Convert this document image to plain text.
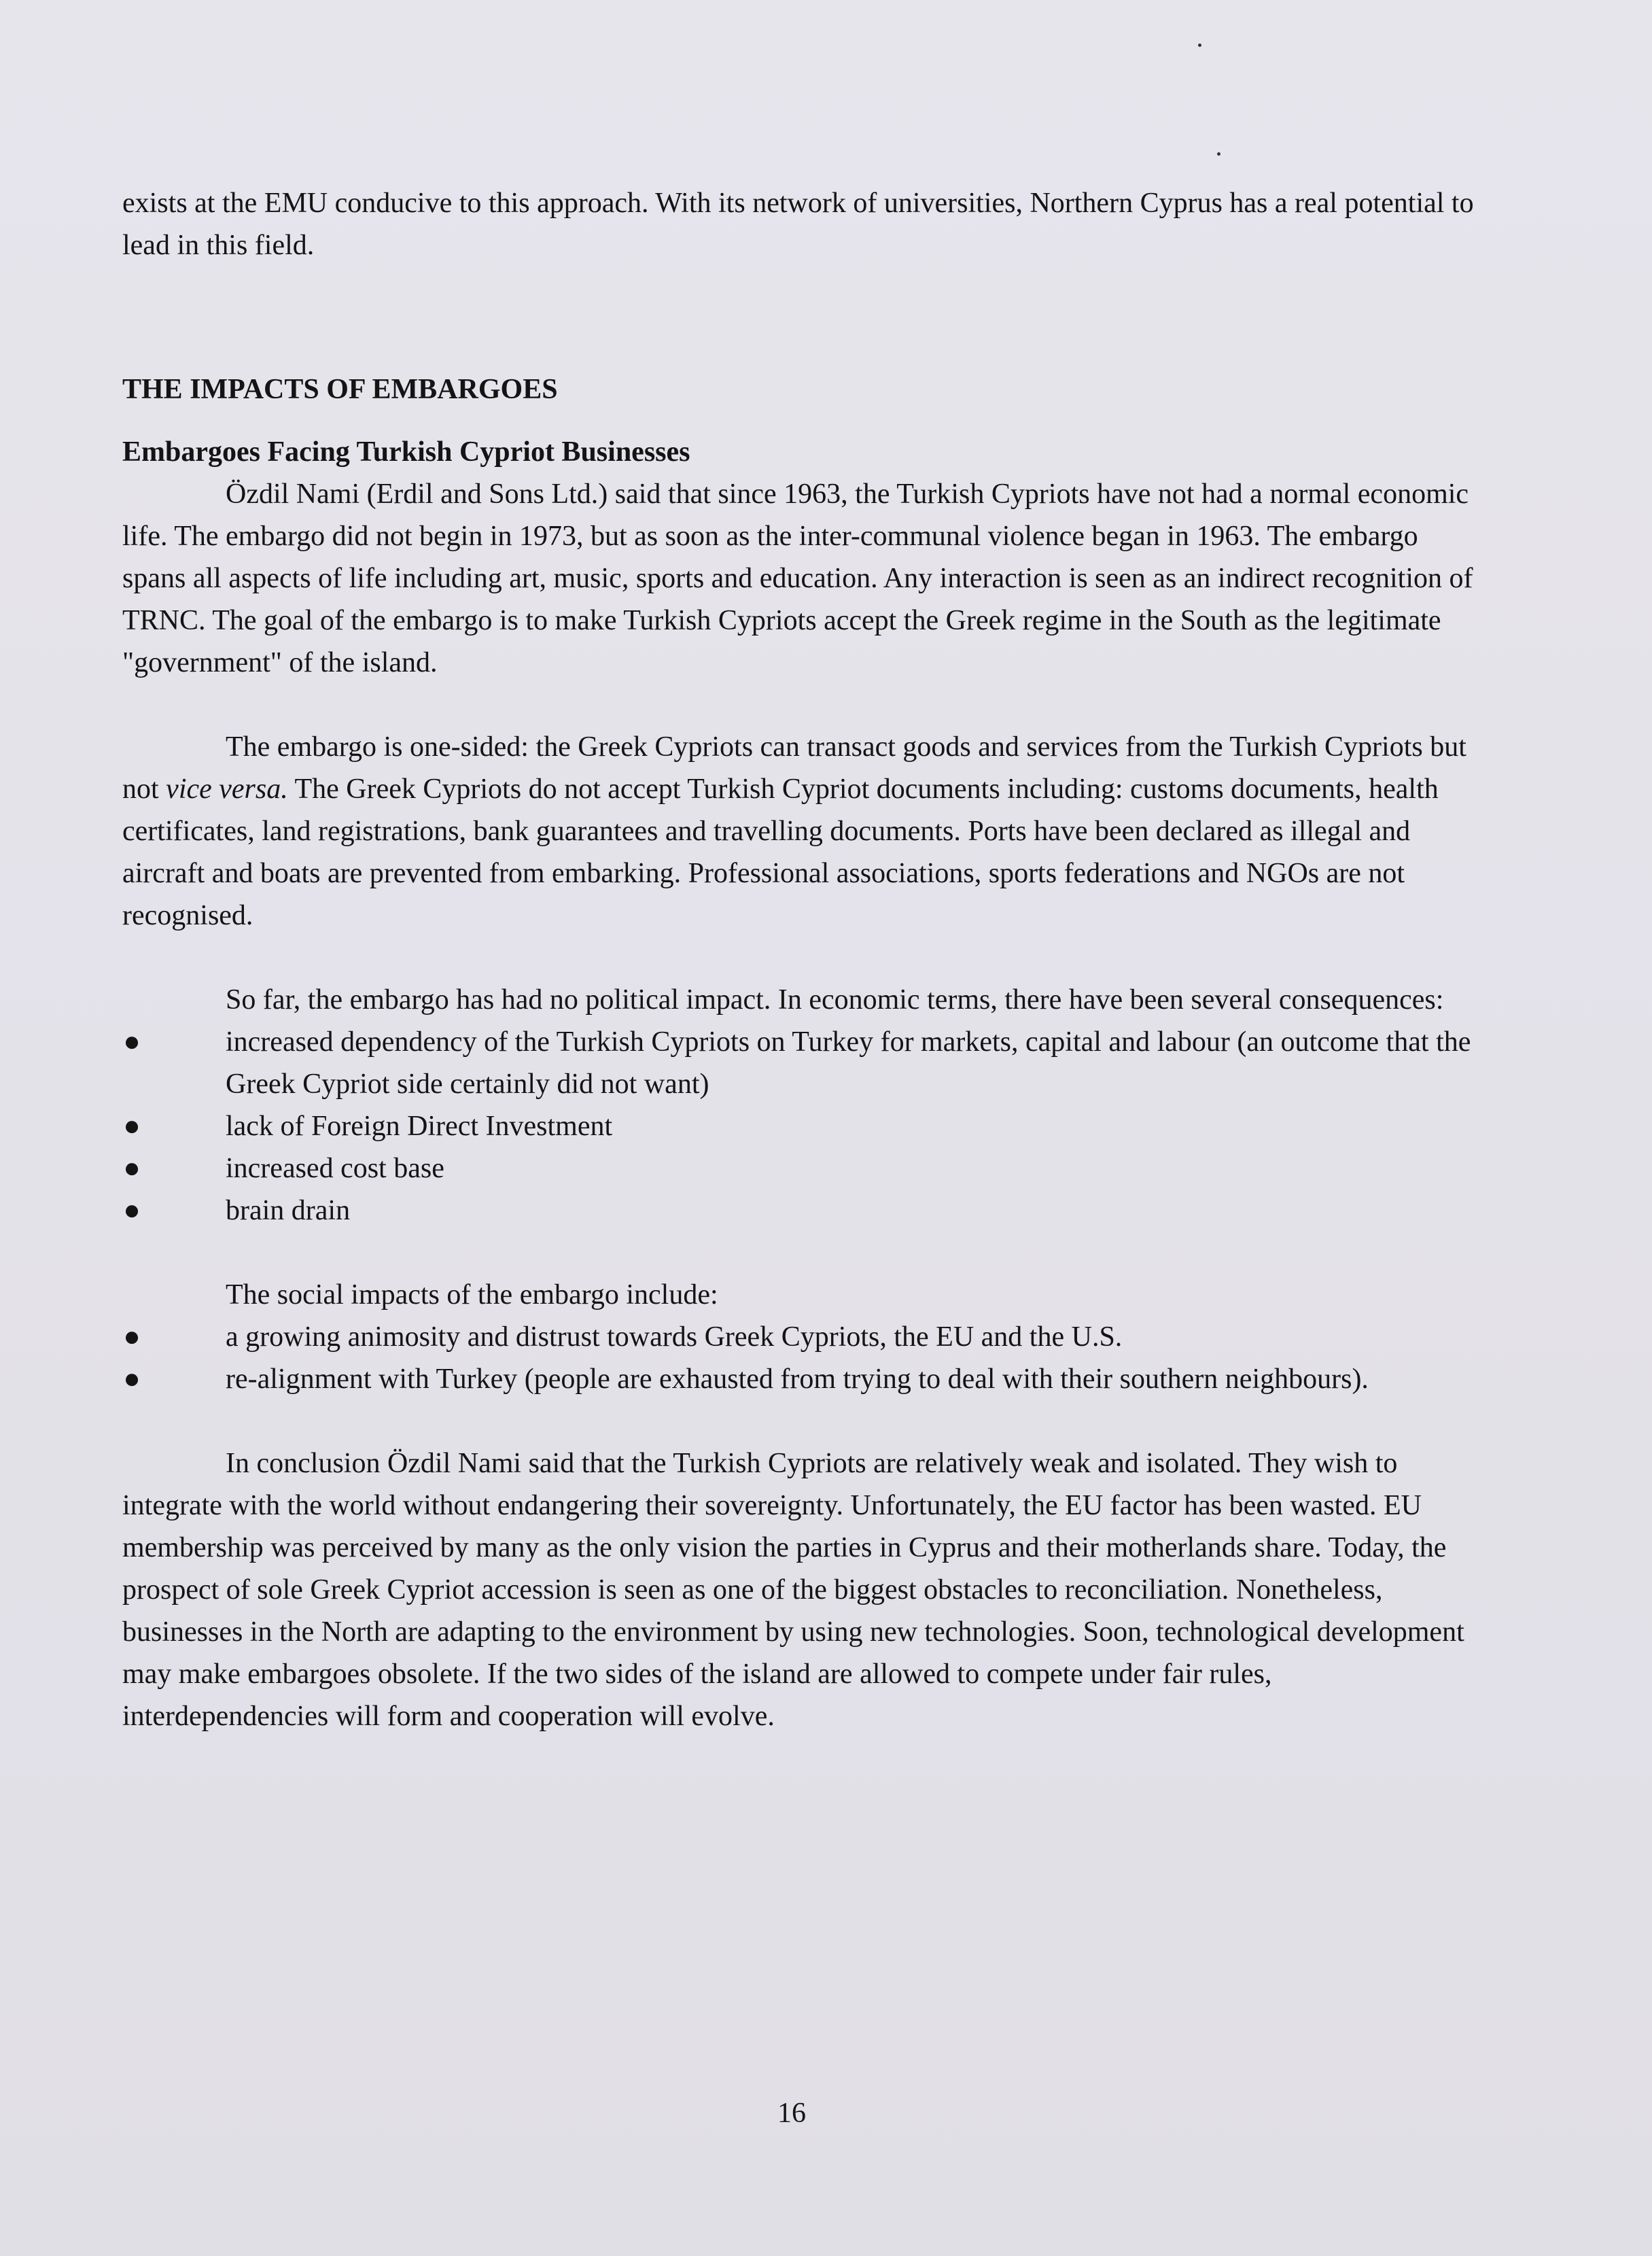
exists at the EMU conducive to this approach. With its network of universities, Northern Cyprus has a real potential to lead in this field.

THE IMPACTS OF EMBARGOES

Embargoes Facing Turkish Cypriot Businesses

Özdil Nami (Erdil and Sons Ltd.) said that since 1963, the Turkish Cypriots have not had a normal economic life. The embargo did not begin in 1973, but as soon as the inter-communal violence began in 1963. The embargo spans all aspects of life including art, music, sports and education. Any interaction is seen as an indirect recognition of TRNC. The goal of the embargo is to make Turkish Cypriots accept the Greek regime in the South as the legitimate "government" of the island.

The embargo is one-sided: the Greek Cypriots can transact goods and services from the Turkish Cypriots but not vice versa. The Greek Cypriots do not accept Turkish Cypriot documents including: customs documents, health certificates, land registrations, bank guarantees and travelling documents. Ports have been declared as illegal and aircraft and boats are prevented from embarking. Professional associations, sports federations and NGOs are not recognised.

So far, the embargo has had no political impact. In economic terms, there have been several consequences:

●	increased dependency of the Turkish Cypriots on Turkey for markets, capital and labour (an outcome that the Greek Cypriot side certainly did not want)
●	lack of Foreign Direct Investment
●	increased cost base
●	brain drain

The social impacts of the embargo include:

●	a growing animosity and distrust towards Greek Cypriots, the EU and the U.S.
●	re-alignment with Turkey (people are exhausted from trying to deal with their southern neighbours).

In conclusion Özdil Nami said that the Turkish Cypriots are relatively weak and isolated. They wish to integrate with the world without endangering their sovereignty. Unfortunately, the EU factor has been wasted. EU membership was perceived by many as the only vision the parties in Cyprus and their motherlands share. Today, the prospect of sole Greek Cypriot accession is seen as one of the biggest obstacles to reconciliation. Nonetheless, businesses in the North are adapting to the environment by using new technologies. Soon, technological development may make embargoes obsolete. If the two sides of the island are allowed to compete under fair rules, interdependencies will form and cooperation will evolve.

16
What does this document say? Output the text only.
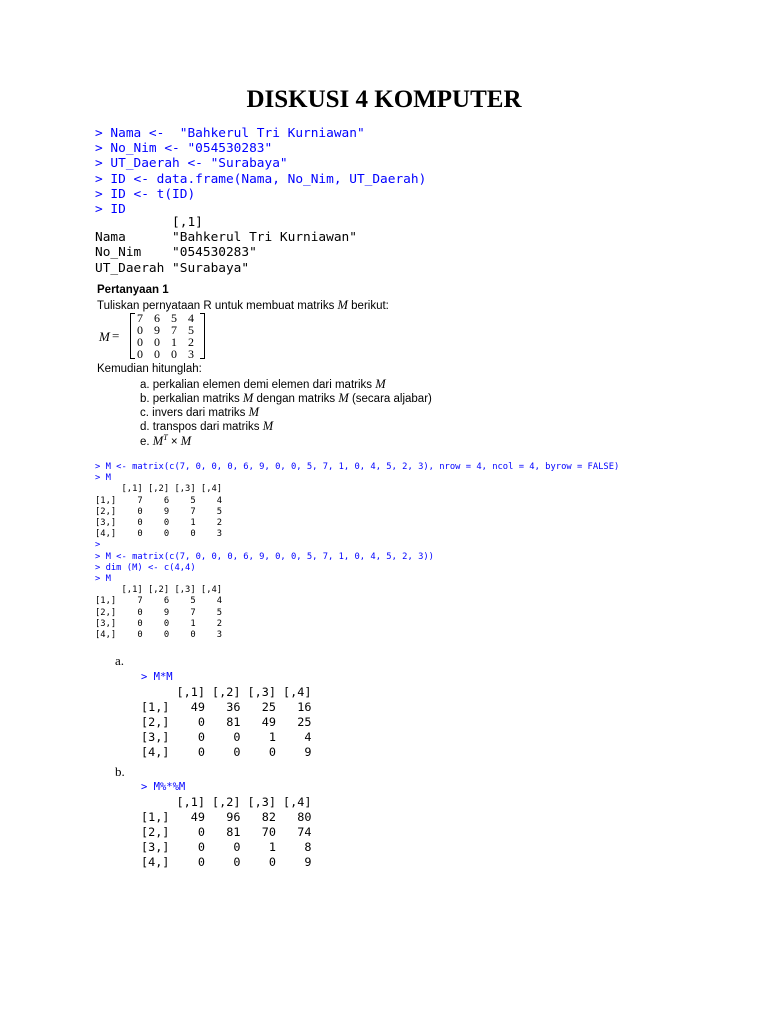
DISKUSI 4 KOMPUTER
> Nama <-  "Bahkerul Tri Kurniawan"
> No_Nim <- "054530283"
> UT_Daerah <- "Surabaya"
> ID <- data.frame(Nama, No_Nim, UT_Daerah)
> ID <- t(ID)
> ID
[,1]
Nama      "Bahkerul Tri Kurniawan"
No_Nim    "054530283"
UT_Daerah "Surabaya"
Pertanyaan 1
Tuliskan pernyataan R untuk membuat matriks M berikut:
M =
7 6 5 4
0 9 7 5
0 0 1 2
0 0 0 3
Kemudian hitunglah:
a. perkalian elemen demi elemen dari matriks M
b. perkalian matriks M dengan matriks M (secara aljabar)
c. invers dari matriks M
d. transpos dari matriks M
e. $M^T \times M$
> M <- matrix(c(7, 0, 0, 0, 6, 9, 0, 0, 5, 7, 1, 0, 4, 5, 2, 3), nrow = 4, ncol = 4, byrow = FALSE)
> M
[,1] [,2] [,3] [,4]
[1,]    7    6    5    4
[2,]    0    9    7    5
[3,]    0    0    1    2
[4,]    0    0    0    3
>
> M <- matrix(c(7, 0, 0, 0, 6, 9, 0, 0, 5, 7, 1, 0, 4, 5, 2, 3))
> dim (M) <- c(4,4)
> M
[,1] [,2] [,3] [,4]
[1,]    7    6    5    4
[2,]    0    9    7    5
[3,]    0    0    1    2
[4,]    0    0    0    3
a.
> M*M
[,1] [,2] [,3] [,4]
[1,]   49   36   25   16
[2,]    0   81   49   25
[3,]    0    0    1    4
[4,]    0    0    0    9
b.
> M%*%M
[,1] [,2] [,3] [,4]
[1,]   49   96   82   80
[2,]    0   81   70   74
[3,]    0    0    1    8
[4,]    0    0    0    9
-=-=-
▶ [Set task] Pick out each line containing "Bahkerul" and report it.

▶ [In response]
> Nama <-  "Bahkerul Tri Kurniawan"
Nama      "Bahkerul Tri Kurniawan"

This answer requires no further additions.